--- Task to complete ---
Repeat the listing in full, word for word.

Source records:
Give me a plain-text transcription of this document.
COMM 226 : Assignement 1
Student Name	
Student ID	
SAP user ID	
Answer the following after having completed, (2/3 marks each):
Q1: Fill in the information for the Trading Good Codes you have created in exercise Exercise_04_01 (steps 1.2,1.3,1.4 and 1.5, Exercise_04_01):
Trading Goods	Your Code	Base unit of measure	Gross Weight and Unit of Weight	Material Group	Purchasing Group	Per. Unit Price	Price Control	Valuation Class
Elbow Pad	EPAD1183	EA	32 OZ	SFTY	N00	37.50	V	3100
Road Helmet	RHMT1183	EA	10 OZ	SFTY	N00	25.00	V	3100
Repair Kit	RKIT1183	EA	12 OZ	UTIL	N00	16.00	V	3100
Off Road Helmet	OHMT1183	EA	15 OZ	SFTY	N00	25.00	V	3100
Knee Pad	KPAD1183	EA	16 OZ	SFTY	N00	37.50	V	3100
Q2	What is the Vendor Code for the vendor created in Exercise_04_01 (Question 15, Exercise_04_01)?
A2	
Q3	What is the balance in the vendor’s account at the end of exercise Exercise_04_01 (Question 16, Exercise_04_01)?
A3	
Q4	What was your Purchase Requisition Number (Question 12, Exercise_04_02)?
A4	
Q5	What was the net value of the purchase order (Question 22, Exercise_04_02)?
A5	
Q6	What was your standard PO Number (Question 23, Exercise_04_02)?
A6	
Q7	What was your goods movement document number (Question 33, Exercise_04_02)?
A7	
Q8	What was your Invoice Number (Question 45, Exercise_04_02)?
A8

--- Output below ---
Give me a plain-text transcription of this document.
COMM 226 : Assignement 1
Student Name	
Student ID	
SAP user ID	
Answer the following after having completed, (2/3 marks each):
Q1: Fill in the information for the Trading Good Codes you have created in exercise Exercise_04_01 (steps 1.2,1.3,1.4 and 1.5, Exercise_04_01):
Trading Goods	Your Code	Base unit of measure	Gross Weight and Unit of Weight	Material Group	Purchasing Group	Per. Unit Price	Price Control	Valuation Class
Elbow Pad	EPAD1183	EA	32 OZ	SFTY	N00	37.50	V	3100
Road Helmet	RHMT1183	EA	10 OZ	SFTY	N00	25.00	V	3100
Repair Kit	RKIT1183	EA	12 OZ	UTIL	N00	16.00	V	3100
Off Road Helmet	OHMT1183	EA	15 OZ	SFTY	N00	25.00	V	3100
Knee Pad	KPAD1183	EA	16 OZ	SFTY	N00	37.50	V	3100
Q2	What is the Vendor Code for the vendor created in Exercise_04_01 (Question 15, Exercise_04_01)?
A2	
Q3	What is the balance in the vendor’s account at the end of exercise Exercise_04_01 (Question 16, Exercise_04_01)?
A3	
Q4	What was your Purchase Requisition Number (Question 12, Exercise_04_02)?
A4	
Q5	What was the net value of the purchase order (Question 22, Exercise_04_02)?
A5	
Q6	What was your standard PO Number (Question 23, Exercise_04_02)?
A6	
Q7	What was your goods movement document number (Question 33, Exercise_04_02)?
A7	
Q8	What was your Invoice Number (Question 45, Exercise_04_02)?
A8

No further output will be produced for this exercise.